**Record list:**
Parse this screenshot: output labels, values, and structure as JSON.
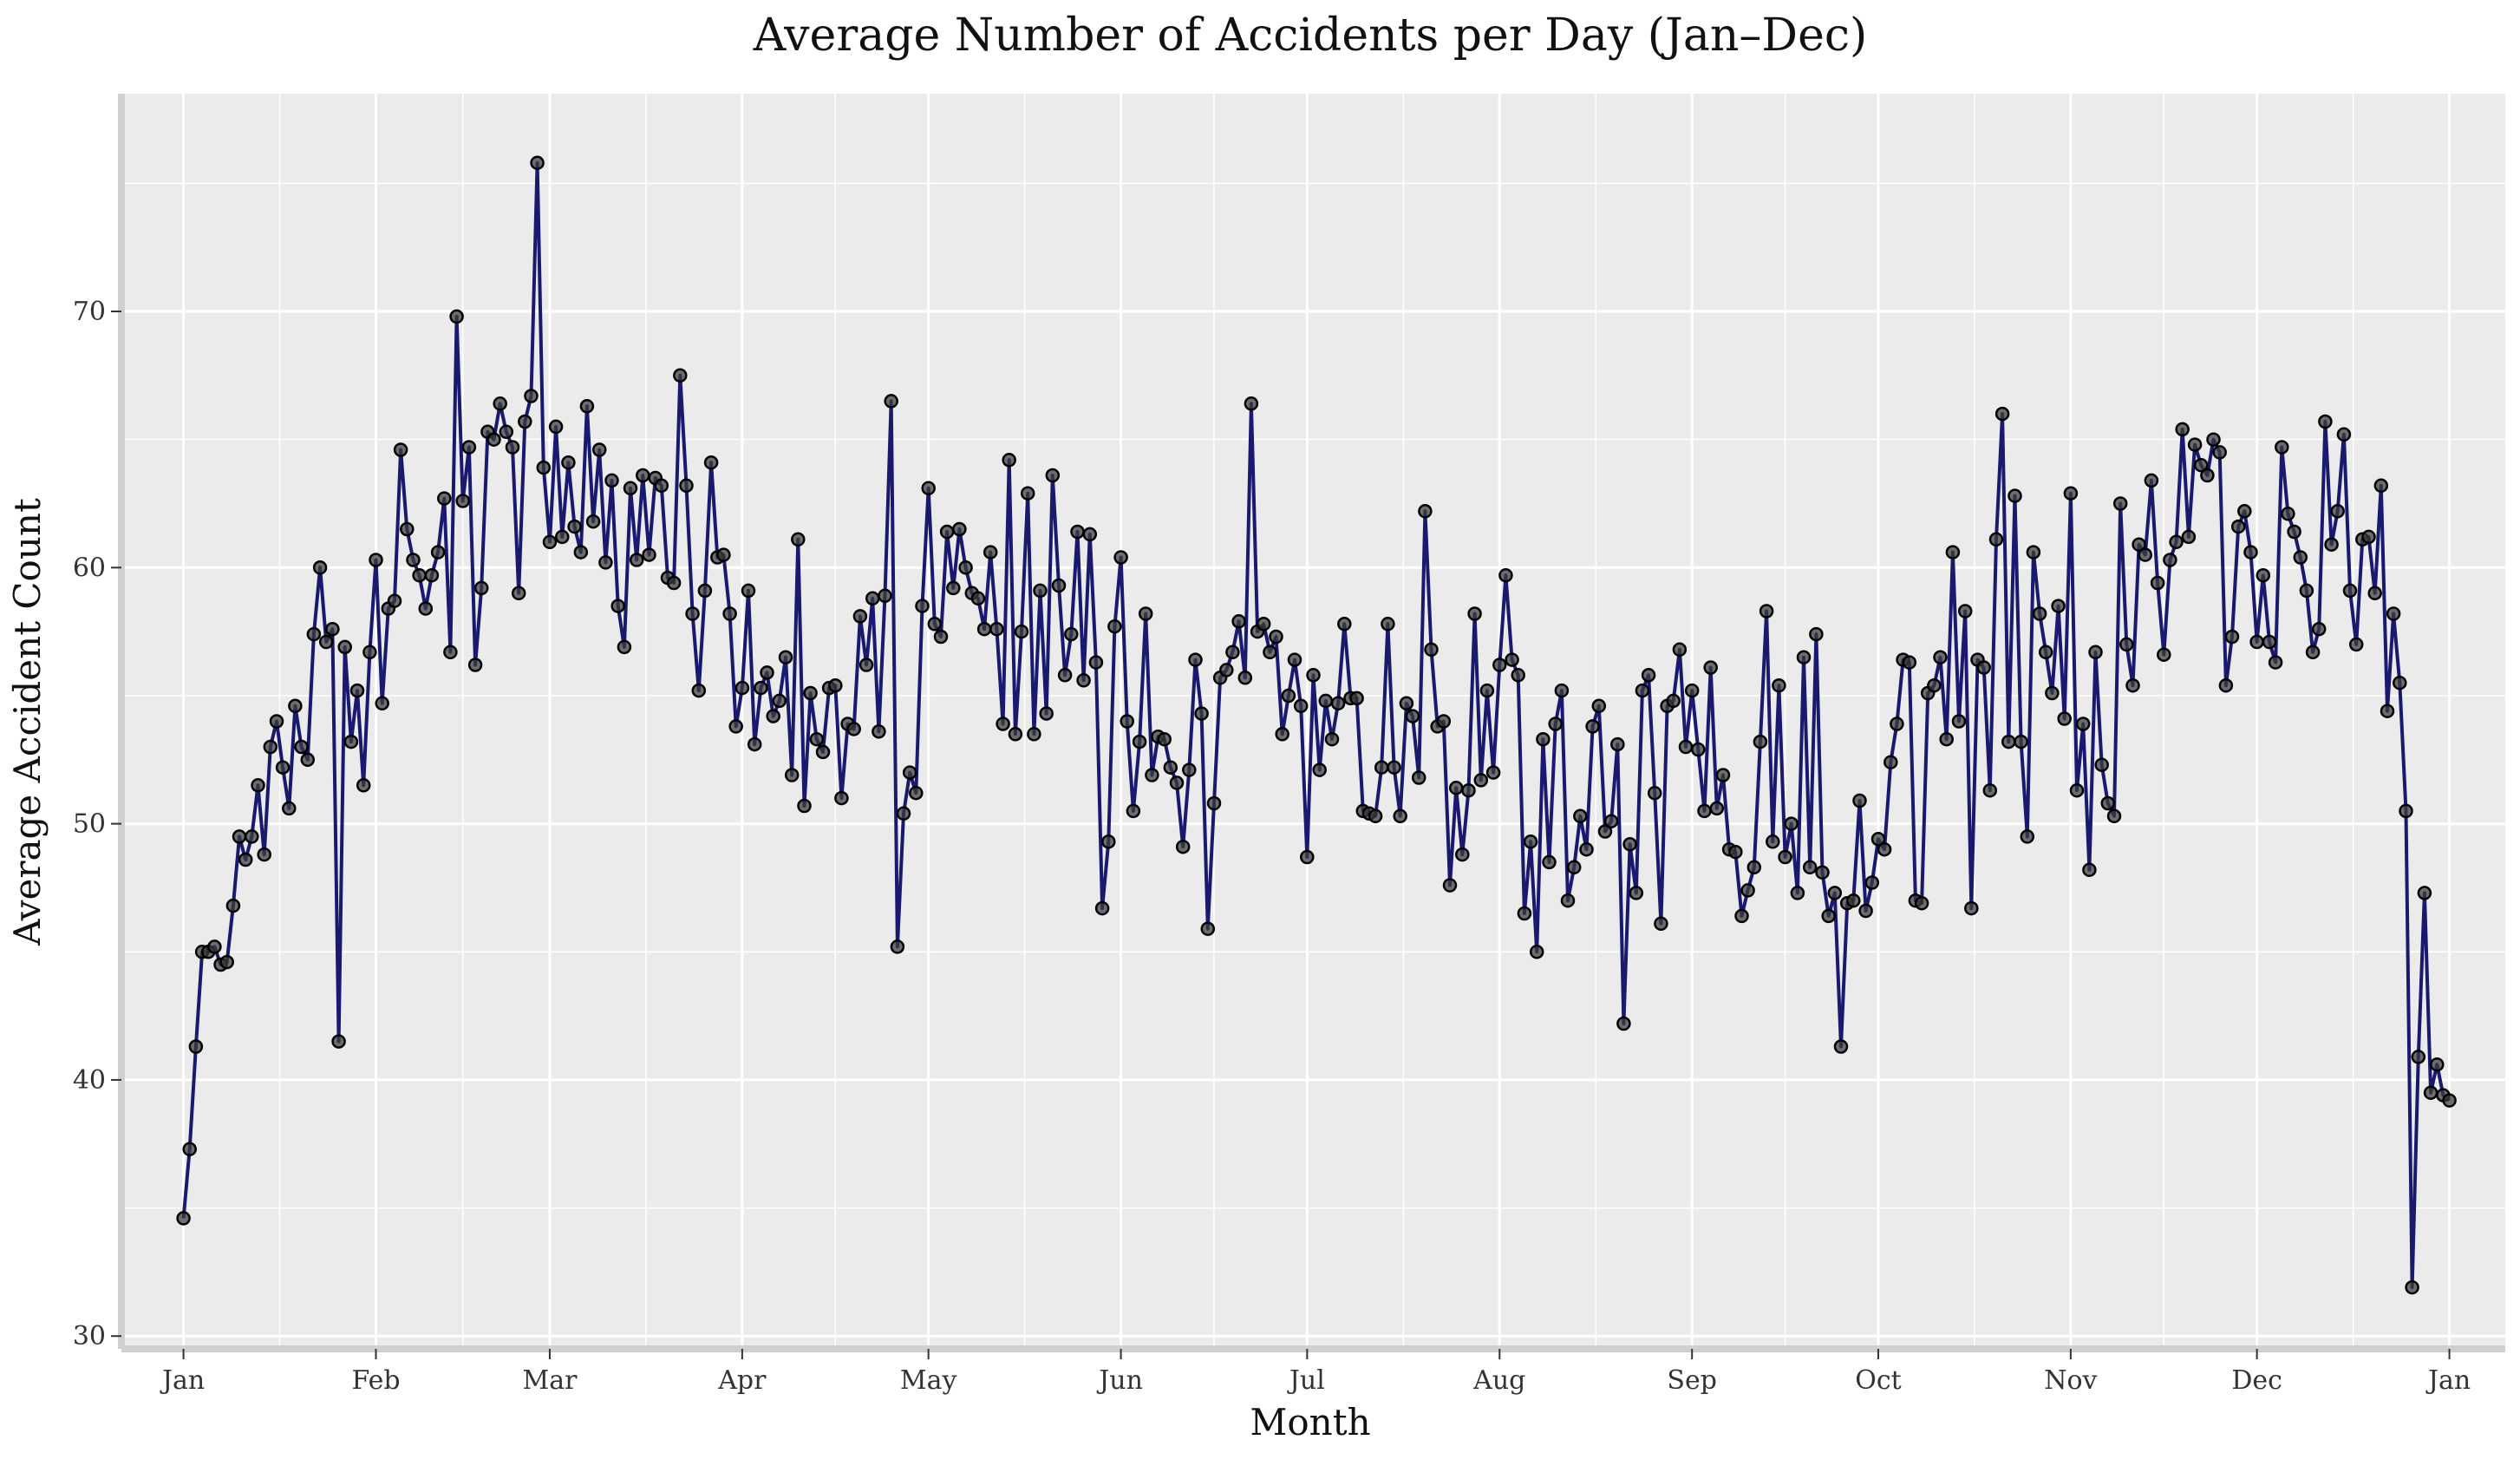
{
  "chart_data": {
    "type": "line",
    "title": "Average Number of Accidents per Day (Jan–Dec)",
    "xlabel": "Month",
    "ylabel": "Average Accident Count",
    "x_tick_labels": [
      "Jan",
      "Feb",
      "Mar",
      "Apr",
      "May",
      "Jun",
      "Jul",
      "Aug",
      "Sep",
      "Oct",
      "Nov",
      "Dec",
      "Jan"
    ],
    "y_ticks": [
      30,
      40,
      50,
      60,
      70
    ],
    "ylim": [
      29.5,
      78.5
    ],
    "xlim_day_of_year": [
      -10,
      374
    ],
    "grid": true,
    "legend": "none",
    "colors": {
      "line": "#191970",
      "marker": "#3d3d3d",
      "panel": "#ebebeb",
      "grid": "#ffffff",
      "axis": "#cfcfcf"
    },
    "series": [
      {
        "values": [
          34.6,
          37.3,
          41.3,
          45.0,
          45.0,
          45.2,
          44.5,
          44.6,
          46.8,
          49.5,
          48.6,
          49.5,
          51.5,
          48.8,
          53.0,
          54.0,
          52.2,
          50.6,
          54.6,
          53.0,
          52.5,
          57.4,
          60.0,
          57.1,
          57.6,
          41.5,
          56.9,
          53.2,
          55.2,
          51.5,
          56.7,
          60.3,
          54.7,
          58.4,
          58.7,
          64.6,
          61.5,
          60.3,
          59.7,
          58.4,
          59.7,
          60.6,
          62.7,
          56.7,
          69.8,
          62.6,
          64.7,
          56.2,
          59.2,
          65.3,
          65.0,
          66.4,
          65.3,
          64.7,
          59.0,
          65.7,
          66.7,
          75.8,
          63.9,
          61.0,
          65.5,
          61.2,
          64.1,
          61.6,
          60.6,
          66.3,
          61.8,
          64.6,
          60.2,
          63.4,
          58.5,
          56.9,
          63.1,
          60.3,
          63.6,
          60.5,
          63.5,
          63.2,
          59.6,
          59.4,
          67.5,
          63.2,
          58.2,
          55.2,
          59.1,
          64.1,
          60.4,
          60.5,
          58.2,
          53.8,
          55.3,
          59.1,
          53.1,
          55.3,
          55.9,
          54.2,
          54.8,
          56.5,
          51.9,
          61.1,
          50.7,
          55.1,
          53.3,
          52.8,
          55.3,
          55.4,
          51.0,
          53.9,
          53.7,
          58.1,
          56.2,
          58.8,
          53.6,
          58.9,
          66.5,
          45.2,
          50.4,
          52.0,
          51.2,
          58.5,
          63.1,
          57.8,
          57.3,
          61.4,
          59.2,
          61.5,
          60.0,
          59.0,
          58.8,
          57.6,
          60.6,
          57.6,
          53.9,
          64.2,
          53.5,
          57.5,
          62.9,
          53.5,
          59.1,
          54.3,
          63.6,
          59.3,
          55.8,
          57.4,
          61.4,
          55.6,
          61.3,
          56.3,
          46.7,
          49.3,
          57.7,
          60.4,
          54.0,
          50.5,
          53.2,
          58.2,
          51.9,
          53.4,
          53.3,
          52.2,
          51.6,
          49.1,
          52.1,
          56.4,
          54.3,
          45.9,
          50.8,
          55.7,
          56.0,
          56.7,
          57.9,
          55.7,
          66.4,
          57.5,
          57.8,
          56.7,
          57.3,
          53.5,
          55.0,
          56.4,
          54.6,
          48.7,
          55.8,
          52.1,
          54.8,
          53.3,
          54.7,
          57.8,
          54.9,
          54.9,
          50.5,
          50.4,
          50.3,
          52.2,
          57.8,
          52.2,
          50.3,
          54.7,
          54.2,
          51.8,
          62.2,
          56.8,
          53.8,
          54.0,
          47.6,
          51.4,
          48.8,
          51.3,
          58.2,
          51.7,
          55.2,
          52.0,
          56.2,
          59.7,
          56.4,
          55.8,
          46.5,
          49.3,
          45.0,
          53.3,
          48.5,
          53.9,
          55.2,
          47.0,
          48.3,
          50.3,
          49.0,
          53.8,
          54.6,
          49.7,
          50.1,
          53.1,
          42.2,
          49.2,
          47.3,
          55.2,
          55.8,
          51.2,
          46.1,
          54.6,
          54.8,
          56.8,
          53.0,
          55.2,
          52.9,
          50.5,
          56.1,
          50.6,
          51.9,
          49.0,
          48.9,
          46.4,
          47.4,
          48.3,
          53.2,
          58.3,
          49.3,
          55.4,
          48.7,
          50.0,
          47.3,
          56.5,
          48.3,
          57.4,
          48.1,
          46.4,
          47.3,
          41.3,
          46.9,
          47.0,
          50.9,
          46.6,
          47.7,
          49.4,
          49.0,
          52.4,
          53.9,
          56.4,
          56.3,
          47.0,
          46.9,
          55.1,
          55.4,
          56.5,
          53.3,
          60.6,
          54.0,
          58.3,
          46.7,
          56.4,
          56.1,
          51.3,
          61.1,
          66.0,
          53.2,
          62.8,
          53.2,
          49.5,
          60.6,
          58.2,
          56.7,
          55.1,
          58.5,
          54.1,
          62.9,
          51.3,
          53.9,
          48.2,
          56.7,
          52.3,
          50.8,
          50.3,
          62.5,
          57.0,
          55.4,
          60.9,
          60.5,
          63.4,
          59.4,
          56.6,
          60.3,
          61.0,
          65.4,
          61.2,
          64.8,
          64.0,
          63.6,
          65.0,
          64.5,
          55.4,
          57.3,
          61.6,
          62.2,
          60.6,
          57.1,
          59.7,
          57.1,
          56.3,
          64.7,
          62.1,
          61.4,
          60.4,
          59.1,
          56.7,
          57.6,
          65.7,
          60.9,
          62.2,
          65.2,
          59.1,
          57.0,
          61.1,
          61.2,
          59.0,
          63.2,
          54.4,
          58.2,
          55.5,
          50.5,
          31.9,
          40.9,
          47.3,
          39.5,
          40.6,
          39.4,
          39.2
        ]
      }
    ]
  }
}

**What you have to do:** Say how many lines in the entries contain the string "values", and leave out everything else.

**Reply to the exercise:** 2